__What you should do__:
Count how many lines below contain the string "TAKIBI". Reply with the number only.

__Information supplied__:

+++

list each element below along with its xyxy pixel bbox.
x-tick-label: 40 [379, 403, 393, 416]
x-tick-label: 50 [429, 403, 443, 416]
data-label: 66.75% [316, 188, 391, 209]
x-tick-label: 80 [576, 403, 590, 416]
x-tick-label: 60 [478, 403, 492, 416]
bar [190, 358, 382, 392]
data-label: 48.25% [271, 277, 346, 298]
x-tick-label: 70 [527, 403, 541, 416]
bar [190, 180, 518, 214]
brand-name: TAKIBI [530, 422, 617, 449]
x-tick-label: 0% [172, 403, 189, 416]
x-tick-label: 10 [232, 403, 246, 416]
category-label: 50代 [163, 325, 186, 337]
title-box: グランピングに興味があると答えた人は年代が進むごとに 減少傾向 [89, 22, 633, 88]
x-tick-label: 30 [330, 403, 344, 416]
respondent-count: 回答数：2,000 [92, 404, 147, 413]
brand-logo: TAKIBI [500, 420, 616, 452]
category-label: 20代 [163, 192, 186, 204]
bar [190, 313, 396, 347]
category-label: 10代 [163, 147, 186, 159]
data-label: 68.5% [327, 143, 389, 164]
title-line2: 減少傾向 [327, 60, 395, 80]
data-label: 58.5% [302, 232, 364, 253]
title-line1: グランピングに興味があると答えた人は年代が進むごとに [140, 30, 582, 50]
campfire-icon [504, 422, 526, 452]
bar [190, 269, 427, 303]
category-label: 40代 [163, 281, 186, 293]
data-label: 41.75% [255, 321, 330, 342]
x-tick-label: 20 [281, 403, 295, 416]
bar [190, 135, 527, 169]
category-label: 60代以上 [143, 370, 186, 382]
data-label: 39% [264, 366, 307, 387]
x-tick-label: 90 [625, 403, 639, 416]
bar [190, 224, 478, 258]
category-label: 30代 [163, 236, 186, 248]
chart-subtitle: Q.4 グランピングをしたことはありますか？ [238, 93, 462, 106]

+++

__Solution to this problem__:
2